▶ _Task goal_
Swap "elements" for "items" everywhere in the data below, and give all of it back otherwise unchanged. Leave the pictures out.
##### Listed entries #####
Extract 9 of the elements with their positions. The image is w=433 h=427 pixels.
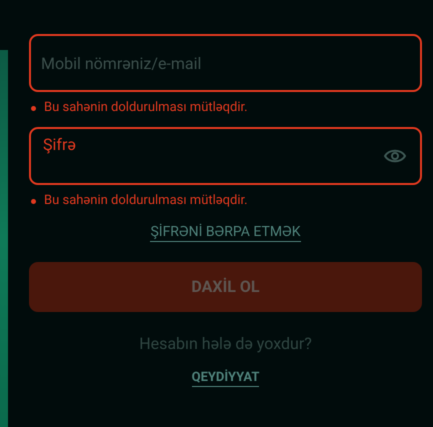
signup-link[interactable]: QEYDİYYAT (192, 369, 260, 387)
error-message: Bu sahənin doldurulması mütləqdir. (44, 99, 248, 118)
forgot-password-link[interactable]: ŞİFRƏNİ BƏRPA ETMƏK (150, 223, 301, 242)
signup-prompt: Hesabın hələ də yoxdur? (139, 333, 312, 355)
eye-icon[interactable] (384, 148, 406, 164)
login-field[interactable]: Mobil nömrəniz/e-mail (29, 34, 422, 92)
password-field[interactable]: Şifrə (29, 127, 422, 185)
error-message: Bu sahənin doldurulması mütləqdir. (44, 192, 248, 210)
field-label: Şifrə (43, 134, 76, 156)
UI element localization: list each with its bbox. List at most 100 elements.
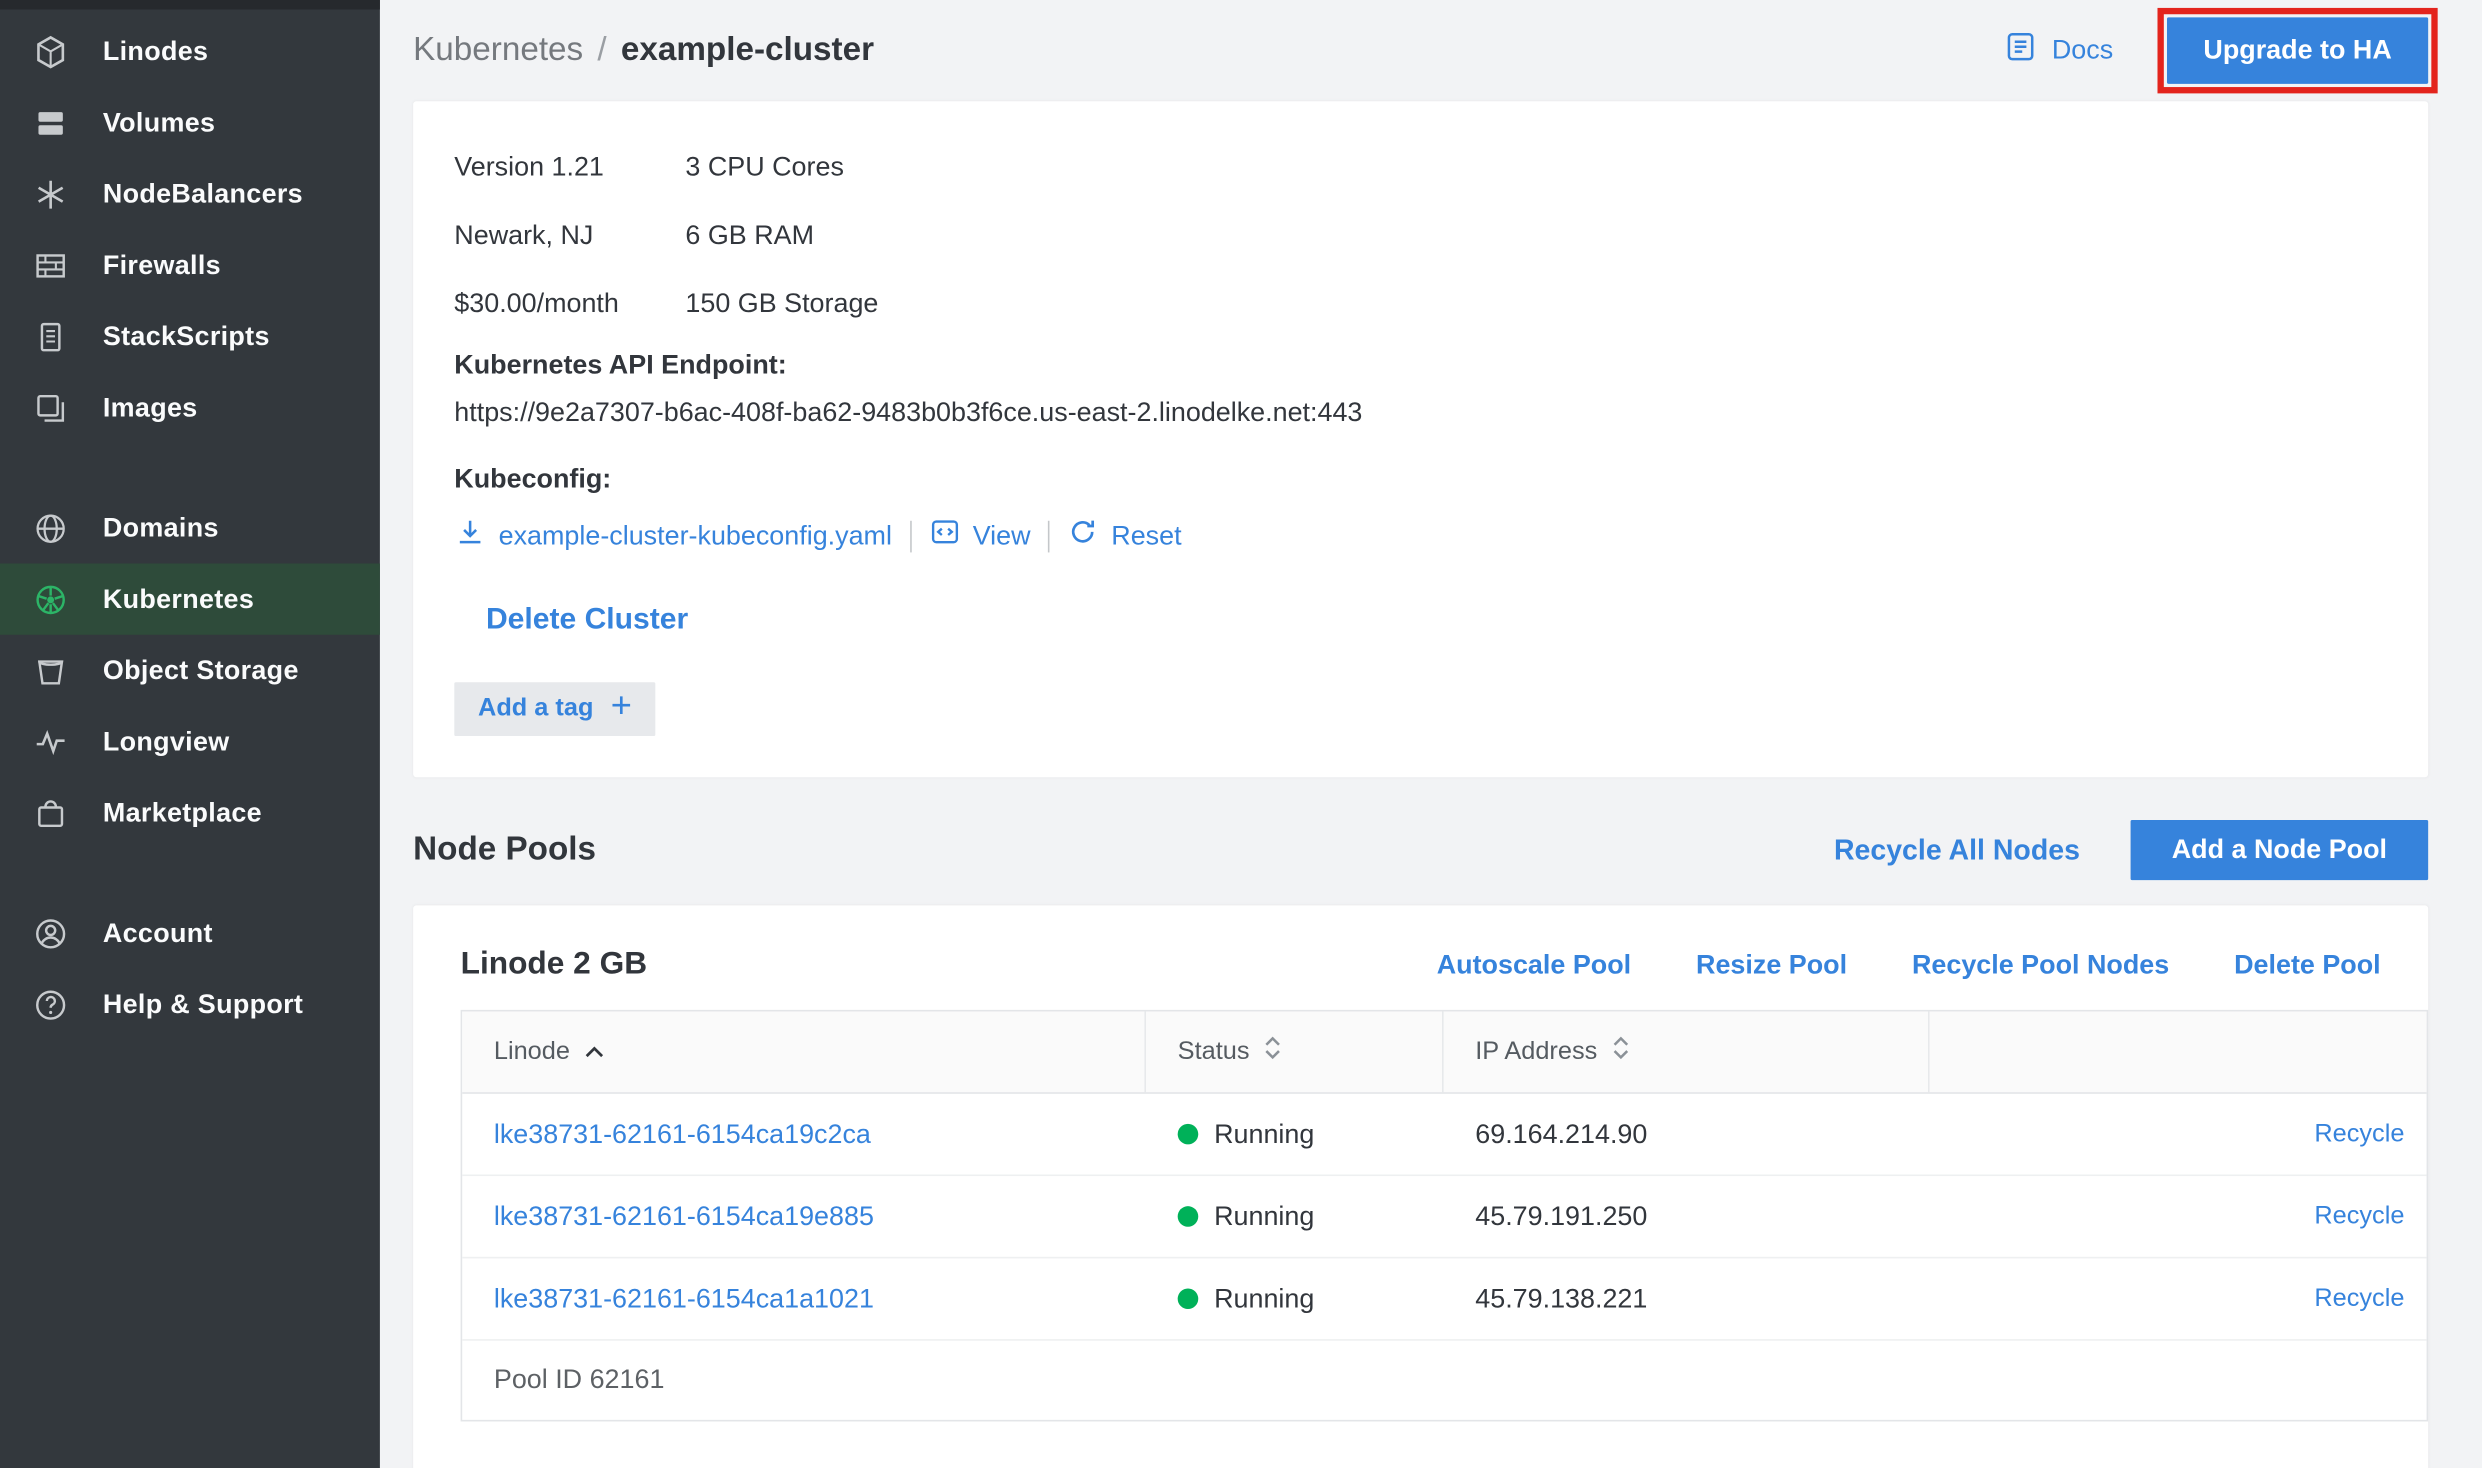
#####
▶ _The completed task_
Extract 9 of the items with their positions. The image is w=433 h=427 pixels.
signup-link[interactable]: QEYDİYYAT (192, 369, 260, 387)
error-message: Bu sahənin doldurulması mütləqdir. (44, 99, 248, 118)
forgot-password-link[interactable]: ŞİFRƏNİ BƏRPA ETMƏK (150, 223, 301, 242)
signup-prompt: Hesabın hələ də yoxdur? (139, 333, 312, 355)
eye-icon[interactable] (384, 148, 406, 164)
login-field[interactable]: Mobil nömrəniz/e-mail (29, 34, 422, 92)
password-field[interactable]: Şifrə (29, 127, 422, 185)
error-message: Bu sahənin doldurulması mütləqdir. (44, 192, 248, 210)
field-label: Şifrə (43, 134, 76, 156)
UI element localization: list each with its bbox. List at most 100 items.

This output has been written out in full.